Some lines in the listing below may include the string "variable". How many are there? Give only the number.

######

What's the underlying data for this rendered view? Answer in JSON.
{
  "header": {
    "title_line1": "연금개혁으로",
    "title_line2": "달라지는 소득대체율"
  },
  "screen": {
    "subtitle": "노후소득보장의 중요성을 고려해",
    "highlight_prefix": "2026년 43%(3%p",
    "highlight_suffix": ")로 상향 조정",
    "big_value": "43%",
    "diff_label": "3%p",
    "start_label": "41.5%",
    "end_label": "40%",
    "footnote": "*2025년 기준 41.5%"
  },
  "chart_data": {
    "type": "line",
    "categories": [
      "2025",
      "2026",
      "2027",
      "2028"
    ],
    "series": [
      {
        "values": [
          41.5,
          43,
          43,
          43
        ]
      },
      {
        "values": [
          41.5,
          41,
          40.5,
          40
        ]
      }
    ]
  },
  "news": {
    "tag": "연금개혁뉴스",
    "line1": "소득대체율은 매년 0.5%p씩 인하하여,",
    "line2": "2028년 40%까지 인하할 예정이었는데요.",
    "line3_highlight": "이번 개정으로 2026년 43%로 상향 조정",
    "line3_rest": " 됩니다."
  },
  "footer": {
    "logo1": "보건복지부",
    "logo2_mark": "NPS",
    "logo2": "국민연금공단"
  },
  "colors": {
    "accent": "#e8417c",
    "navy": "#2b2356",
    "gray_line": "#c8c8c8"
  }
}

######

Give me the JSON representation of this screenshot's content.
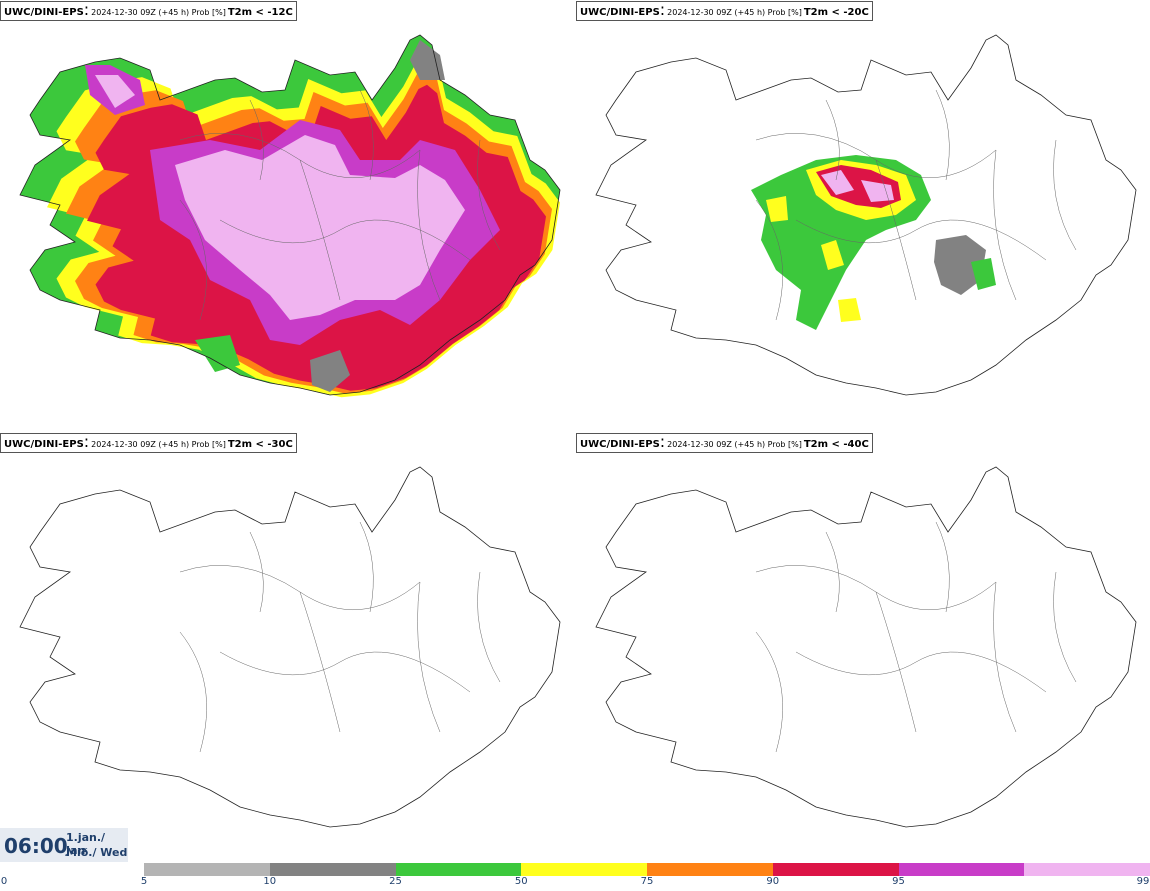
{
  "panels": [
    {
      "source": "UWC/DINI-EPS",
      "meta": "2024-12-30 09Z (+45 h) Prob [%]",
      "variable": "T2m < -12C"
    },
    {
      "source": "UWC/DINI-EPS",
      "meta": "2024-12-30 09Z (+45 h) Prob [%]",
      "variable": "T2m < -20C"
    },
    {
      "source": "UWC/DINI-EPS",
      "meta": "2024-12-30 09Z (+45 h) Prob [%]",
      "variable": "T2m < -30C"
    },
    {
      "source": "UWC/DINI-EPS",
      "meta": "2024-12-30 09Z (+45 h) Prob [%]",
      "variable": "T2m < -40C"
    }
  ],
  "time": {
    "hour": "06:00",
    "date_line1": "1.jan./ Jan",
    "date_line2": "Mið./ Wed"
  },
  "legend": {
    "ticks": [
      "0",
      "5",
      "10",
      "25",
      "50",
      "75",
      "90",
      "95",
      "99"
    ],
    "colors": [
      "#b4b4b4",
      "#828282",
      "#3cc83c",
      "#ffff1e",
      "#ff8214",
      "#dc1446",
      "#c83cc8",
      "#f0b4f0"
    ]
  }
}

######

* _Written solution_
4